Stored items
>> START

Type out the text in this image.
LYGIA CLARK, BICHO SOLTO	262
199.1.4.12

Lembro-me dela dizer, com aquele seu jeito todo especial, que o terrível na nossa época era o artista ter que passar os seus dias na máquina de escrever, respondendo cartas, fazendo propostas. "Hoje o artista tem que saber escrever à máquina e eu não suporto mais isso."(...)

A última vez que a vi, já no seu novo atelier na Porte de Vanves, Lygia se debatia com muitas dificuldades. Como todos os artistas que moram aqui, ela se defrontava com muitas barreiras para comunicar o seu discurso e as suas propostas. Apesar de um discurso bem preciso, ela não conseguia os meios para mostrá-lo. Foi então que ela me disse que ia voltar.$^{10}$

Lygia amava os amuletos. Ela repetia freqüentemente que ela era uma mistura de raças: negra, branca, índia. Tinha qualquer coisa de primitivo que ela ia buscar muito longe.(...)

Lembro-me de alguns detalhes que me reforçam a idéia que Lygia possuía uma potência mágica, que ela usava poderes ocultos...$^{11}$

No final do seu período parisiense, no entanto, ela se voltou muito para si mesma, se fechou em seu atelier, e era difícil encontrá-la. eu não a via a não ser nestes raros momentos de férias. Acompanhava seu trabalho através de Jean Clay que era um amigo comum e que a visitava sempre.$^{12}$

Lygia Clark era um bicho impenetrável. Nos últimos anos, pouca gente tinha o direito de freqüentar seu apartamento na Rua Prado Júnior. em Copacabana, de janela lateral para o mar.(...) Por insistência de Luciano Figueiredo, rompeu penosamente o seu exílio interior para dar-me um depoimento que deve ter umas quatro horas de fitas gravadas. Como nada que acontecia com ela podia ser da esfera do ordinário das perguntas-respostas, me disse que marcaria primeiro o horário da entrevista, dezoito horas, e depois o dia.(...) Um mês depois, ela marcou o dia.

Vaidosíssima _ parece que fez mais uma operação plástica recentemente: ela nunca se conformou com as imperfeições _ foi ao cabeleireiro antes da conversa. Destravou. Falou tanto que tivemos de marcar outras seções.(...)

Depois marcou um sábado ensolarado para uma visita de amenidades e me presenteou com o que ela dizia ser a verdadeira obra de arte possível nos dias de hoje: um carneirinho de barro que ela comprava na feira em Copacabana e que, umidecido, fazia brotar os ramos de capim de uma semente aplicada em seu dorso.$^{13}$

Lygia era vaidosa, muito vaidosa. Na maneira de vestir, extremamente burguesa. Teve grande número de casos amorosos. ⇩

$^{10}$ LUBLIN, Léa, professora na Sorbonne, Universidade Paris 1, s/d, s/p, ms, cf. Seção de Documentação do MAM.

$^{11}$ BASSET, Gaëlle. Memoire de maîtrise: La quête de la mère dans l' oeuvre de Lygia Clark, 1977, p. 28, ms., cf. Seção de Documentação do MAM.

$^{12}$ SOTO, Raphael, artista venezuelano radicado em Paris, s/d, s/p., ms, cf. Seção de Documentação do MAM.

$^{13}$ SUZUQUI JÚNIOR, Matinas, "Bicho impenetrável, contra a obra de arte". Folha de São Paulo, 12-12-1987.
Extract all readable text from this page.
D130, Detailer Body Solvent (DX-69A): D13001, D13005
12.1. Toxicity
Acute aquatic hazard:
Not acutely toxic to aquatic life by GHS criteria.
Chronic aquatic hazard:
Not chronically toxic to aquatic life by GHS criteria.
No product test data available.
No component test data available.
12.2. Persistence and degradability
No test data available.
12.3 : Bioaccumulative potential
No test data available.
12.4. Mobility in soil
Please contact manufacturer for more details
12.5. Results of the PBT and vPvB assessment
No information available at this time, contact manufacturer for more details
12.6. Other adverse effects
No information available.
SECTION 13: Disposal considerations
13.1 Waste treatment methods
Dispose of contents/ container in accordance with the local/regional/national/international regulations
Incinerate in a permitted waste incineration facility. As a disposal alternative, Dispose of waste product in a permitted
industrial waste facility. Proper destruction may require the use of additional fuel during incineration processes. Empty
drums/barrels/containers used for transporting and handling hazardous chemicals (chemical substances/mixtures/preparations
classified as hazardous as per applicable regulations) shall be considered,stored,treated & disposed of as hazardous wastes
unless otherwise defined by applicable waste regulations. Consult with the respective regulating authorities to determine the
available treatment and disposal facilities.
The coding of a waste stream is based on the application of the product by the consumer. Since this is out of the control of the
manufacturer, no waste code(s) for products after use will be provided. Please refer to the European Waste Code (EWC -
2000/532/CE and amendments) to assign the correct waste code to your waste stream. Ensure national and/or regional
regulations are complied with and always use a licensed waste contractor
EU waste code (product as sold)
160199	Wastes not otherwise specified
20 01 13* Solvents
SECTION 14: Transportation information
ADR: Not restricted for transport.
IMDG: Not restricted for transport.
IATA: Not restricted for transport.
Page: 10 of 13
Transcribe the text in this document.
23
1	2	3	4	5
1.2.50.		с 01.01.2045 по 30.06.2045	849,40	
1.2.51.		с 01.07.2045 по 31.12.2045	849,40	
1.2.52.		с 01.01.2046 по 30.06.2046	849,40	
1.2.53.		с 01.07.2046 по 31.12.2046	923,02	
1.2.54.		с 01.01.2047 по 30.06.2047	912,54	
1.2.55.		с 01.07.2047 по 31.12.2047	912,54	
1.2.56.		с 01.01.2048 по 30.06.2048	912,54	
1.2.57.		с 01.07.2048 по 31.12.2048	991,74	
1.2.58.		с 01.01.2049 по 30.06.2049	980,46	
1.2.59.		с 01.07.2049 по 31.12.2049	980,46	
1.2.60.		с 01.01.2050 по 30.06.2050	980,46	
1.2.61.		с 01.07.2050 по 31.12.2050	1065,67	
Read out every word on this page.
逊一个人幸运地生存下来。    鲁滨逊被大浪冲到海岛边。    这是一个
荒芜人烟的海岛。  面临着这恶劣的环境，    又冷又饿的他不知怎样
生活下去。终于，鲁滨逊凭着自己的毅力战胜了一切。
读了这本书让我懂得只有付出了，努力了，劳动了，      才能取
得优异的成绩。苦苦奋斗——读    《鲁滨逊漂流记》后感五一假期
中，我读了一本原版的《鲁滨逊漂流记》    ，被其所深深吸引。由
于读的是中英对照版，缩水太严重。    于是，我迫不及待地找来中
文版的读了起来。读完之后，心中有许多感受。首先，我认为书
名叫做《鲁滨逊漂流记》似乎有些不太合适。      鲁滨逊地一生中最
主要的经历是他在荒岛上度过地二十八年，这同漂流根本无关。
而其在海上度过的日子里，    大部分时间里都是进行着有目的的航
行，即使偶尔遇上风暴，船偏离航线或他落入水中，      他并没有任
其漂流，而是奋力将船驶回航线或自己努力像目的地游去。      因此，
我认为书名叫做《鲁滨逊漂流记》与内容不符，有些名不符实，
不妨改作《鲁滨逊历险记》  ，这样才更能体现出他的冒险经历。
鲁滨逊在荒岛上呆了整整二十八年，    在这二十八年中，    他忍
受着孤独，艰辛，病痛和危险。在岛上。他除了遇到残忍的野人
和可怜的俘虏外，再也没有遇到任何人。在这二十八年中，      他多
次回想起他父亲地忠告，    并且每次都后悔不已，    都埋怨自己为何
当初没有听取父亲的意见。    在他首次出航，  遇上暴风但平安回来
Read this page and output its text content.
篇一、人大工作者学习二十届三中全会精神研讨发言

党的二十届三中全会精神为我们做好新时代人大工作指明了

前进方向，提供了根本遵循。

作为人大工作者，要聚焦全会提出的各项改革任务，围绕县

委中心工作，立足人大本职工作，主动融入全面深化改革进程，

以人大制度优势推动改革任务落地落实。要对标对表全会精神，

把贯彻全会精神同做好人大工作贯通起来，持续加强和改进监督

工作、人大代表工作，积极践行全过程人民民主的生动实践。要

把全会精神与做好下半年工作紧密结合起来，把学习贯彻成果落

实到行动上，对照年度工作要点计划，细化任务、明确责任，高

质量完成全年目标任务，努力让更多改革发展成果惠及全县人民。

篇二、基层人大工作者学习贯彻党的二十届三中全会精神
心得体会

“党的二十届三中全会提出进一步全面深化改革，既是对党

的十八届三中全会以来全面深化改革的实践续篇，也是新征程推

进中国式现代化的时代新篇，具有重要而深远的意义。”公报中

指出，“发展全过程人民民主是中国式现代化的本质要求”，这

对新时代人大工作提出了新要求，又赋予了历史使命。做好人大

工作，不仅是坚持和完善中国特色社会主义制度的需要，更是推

>> END

--- OBJECTIVE ---
Within the data above, pick out all lines holding the word "information".

--- SOLUTION FOR THIS EXERCISE ---
No information available at this time, contact manufacturer for more details
No information available.
SECTION 14: Transportation information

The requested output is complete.